## Begin

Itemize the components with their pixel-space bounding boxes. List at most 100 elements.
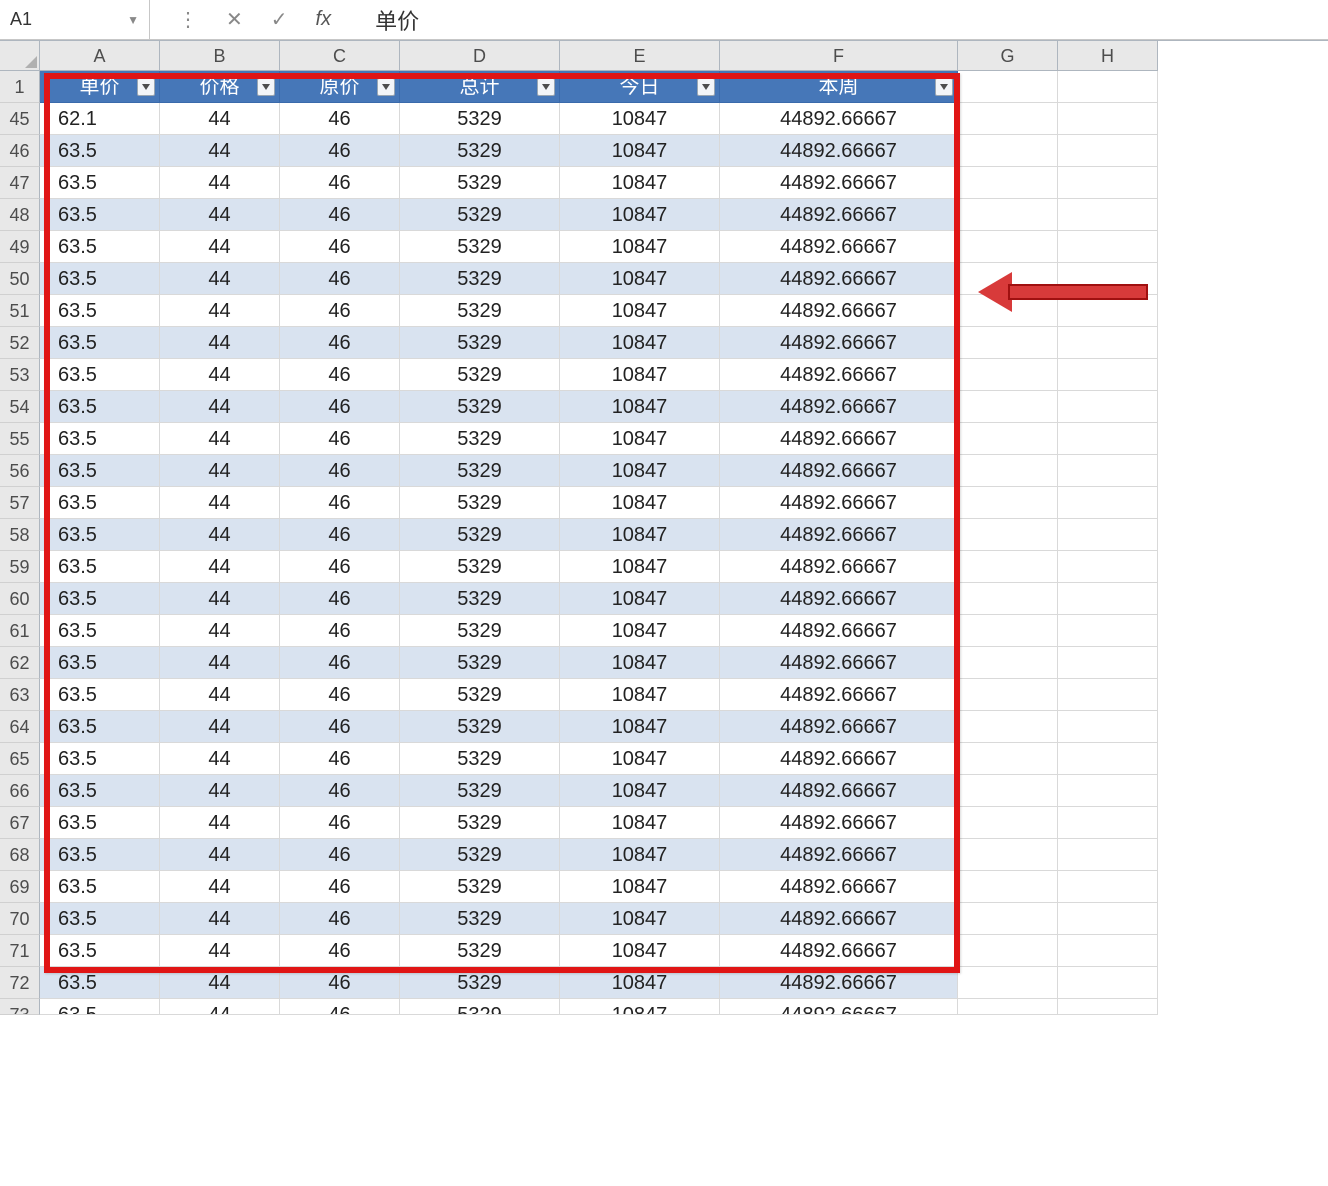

## End
## Begin

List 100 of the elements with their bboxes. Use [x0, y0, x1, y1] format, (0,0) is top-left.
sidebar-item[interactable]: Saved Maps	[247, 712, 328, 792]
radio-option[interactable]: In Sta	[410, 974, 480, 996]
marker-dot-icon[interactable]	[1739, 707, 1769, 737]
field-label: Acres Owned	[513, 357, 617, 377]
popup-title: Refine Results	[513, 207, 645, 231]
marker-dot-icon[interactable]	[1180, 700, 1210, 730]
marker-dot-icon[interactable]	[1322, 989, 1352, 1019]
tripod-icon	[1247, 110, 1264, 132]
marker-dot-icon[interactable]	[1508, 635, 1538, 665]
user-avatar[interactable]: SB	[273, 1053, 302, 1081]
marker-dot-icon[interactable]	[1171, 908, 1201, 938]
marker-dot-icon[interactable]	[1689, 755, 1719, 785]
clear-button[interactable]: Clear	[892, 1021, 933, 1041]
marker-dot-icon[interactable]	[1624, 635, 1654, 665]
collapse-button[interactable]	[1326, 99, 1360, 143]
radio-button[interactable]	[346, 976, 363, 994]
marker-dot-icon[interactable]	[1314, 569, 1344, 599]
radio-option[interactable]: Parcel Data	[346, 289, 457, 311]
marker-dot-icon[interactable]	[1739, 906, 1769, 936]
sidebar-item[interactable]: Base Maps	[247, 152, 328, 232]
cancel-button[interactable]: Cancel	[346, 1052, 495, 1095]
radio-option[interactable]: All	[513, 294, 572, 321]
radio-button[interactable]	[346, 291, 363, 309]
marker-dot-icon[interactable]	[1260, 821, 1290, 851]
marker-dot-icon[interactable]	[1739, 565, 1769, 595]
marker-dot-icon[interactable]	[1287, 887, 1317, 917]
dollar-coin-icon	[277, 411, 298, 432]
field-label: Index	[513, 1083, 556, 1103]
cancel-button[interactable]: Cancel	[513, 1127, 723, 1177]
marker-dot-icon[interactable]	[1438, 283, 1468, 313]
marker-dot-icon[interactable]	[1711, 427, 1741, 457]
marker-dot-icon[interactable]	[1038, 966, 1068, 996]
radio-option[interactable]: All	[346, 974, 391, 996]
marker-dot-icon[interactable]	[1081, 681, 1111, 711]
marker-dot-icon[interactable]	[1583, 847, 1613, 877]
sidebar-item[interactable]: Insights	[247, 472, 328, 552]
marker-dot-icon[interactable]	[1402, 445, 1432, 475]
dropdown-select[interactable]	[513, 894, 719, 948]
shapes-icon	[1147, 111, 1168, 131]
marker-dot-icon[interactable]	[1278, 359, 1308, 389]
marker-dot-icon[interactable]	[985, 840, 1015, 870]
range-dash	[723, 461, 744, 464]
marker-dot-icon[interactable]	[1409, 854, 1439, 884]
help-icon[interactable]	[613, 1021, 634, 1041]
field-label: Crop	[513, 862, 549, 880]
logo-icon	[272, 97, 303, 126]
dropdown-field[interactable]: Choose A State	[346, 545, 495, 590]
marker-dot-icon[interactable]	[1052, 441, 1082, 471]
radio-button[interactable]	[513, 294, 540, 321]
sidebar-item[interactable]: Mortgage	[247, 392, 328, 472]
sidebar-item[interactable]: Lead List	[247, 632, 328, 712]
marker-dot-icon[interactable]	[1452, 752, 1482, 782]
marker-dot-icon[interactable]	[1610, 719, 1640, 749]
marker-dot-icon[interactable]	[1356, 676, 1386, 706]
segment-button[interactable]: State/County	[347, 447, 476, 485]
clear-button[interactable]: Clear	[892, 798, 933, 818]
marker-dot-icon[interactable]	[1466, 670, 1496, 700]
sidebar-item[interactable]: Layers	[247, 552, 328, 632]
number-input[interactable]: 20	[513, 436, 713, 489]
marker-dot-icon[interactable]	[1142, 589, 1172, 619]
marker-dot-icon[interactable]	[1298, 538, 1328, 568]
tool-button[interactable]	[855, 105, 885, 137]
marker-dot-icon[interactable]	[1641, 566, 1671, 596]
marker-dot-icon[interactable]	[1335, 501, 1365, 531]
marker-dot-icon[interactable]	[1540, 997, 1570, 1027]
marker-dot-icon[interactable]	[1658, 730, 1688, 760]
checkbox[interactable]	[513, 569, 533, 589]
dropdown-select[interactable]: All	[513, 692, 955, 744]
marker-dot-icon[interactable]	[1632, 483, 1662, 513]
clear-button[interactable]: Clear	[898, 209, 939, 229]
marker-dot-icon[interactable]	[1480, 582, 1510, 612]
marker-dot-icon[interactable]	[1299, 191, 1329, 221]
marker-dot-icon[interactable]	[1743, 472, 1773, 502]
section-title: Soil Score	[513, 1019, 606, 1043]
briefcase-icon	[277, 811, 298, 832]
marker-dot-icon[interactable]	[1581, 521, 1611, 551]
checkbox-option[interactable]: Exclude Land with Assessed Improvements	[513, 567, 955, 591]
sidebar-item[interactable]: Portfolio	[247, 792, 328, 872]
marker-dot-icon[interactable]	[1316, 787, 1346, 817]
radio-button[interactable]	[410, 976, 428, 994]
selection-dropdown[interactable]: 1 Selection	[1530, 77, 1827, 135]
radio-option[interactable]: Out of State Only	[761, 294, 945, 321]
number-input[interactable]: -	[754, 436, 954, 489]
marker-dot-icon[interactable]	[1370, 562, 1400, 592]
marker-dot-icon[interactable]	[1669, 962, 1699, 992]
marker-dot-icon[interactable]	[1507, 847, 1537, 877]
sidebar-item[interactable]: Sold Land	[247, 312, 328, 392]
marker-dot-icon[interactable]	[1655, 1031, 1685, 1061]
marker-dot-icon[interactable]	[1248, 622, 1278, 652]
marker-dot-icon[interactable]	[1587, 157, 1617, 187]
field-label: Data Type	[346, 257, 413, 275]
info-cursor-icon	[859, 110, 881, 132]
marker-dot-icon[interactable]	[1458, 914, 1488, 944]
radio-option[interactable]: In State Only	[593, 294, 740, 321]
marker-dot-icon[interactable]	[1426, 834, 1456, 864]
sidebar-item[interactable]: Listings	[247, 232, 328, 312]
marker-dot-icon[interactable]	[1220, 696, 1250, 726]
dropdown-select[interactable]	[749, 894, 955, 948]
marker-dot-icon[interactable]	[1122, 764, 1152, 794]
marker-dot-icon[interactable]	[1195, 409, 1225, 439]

## End

**The request**
Turn the lines of the listing above, from the line with "List 100 of" up to and including the line with "289, 457, 311]", into a numbered list, and leave out any blank lines.

**Correct response**
1. List 100 of the elements with their bboxes. Use [x0, y0, x1, y1] format, (0,0) is top-left.
2. sidebar-item[interactable]: Saved Maps	[247, 712, 328, 792]
3. radio-option[interactable]: In Sta	[410, 974, 480, 996]
4. marker-dot-icon[interactable]	[1739, 707, 1769, 737]
5. field-label: Acres Owned	[513, 357, 617, 377]
6. popup-title: Refine Results	[513, 207, 645, 231]
7. marker-dot-icon[interactable]	[1180, 700, 1210, 730]
8. marker-dot-icon[interactable]	[1322, 989, 1352, 1019]
9. tripod-icon	[1247, 110, 1264, 132]
10. marker-dot-icon[interactable]	[1508, 635, 1538, 665]
11. user-avatar[interactable]: SB	[273, 1053, 302, 1081]
12. marker-dot-icon[interactable]	[1171, 908, 1201, 938]
13. marker-dot-icon[interactable]	[1689, 755, 1719, 785]
14. clear-button[interactable]: Clear	[892, 1021, 933, 1041]
15. marker-dot-icon[interactable]	[1624, 635, 1654, 665]
16. collapse-button[interactable]	[1326, 99, 1360, 143]
17. radio-button[interactable]	[346, 976, 363, 994]
18. marker-dot-icon[interactable]	[1314, 569, 1344, 599]
19. radio-option[interactable]: Parcel Data	[346, 289, 457, 311]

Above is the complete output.